▶ Exercise brief: Make an exact copy of all the material below, apart from the pictures.

▶ Records contained in a dataset:
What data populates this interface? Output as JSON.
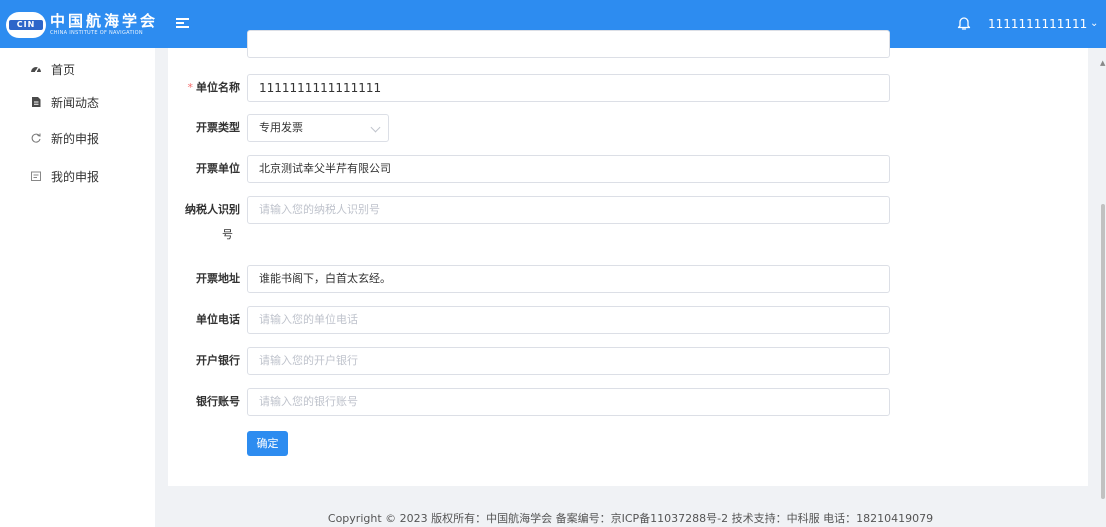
{
  "header": {
    "logo_badge": "CIN",
    "logo_cn": "中国航海学会",
    "logo_en": "CHINA INSTITUTE OF NAVIGATION",
    "user_name": "1111111111111",
    "user_caret": "⌄",
    "accent_color": "#2d8cf0"
  },
  "sidebar": {
    "items": [
      {
        "label": "首页",
        "icon": "dashboard-icon"
      },
      {
        "label": "新闻动态",
        "icon": "document-icon"
      },
      {
        "label": "新的申报",
        "icon": "refresh-icon"
      },
      {
        "label": "我的申报",
        "icon": "report-icon"
      }
    ]
  },
  "form": {
    "required_mark": "*",
    "unit_name": {
      "label": "单位名称",
      "value": "1111111111111111"
    },
    "invoice_type": {
      "label": "开票类型",
      "value": "专用发票"
    },
    "invoice_unit": {
      "label": "开票单位",
      "value": "北京测试幸父半芹有限公司"
    },
    "taxpayer_id": {
      "label_line1": "纳税人识别",
      "label_line2": "号",
      "placeholder": "请输入您的纳税人识别号"
    },
    "invoice_address": {
      "label": "开票地址",
      "value": "谁能书阁下，白首太玄经。"
    },
    "unit_phone": {
      "label": "单位电话",
      "placeholder": "请输入您的单位电话"
    },
    "bank": {
      "label": "开户银行",
      "placeholder": "请输入您的开户银行"
    },
    "account": {
      "label": "银行账号",
      "placeholder": "请输入您的银行账号"
    },
    "confirm_label": "确定"
  },
  "footer": {
    "text": "Copyright © 2023 版权所有：中国航海学会 备案编号：京ICP备11037288号-2 技术支持：中科服  电话：18210419079"
  }
}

▶ Solution for this exercise:
What data populates this interface? Output as JSON.
{
  "header": {
    "logo_badge": "CIN",
    "logo_cn": "中国航海学会",
    "logo_en": "CHINA INSTITUTE OF NAVIGATION",
    "user_name": "1111111111111",
    "user_caret": "⌄",
    "accent_color": "#2d8cf0"
  },
  "sidebar": {
    "items": [
      {
        "label": "首页",
        "icon": "dashboard-icon"
      },
      {
        "label": "新闻动态",
        "icon": "document-icon"
      },
      {
        "label": "新的申报",
        "icon": "refresh-icon"
      },
      {
        "label": "我的申报",
        "icon": "report-icon"
      }
    ]
  },
  "form": {
    "required_mark": "*",
    "unit_name": {
      "label": "单位名称",
      "value": "1111111111111111"
    },
    "invoice_type": {
      "label": "开票类型",
      "value": "专用发票"
    },
    "invoice_unit": {
      "label": "开票单位",
      "value": "北京测试幸父半芹有限公司"
    },
    "taxpayer_id": {
      "label_line1": "纳税人识别",
      "label_line2": "号",
      "placeholder": "请输入您的纳税人识别号"
    },
    "invoice_address": {
      "label": "开票地址",
      "value": "谁能书阁下，白首太玄经。"
    },
    "unit_phone": {
      "label": "单位电话",
      "placeholder": "请输入您的单位电话"
    },
    "bank": {
      "label": "开户银行",
      "placeholder": "请输入您的开户银行"
    },
    "account": {
      "label": "银行账号",
      "placeholder": "请输入您的银行账号"
    },
    "confirm_label": "确定"
  },
  "footer": {
    "text": "Copyright © 2023 版权所有：中国航海学会 备案编号：京ICP备11037288号-2 技术支持：中科服  电话：18210419079"
  }
}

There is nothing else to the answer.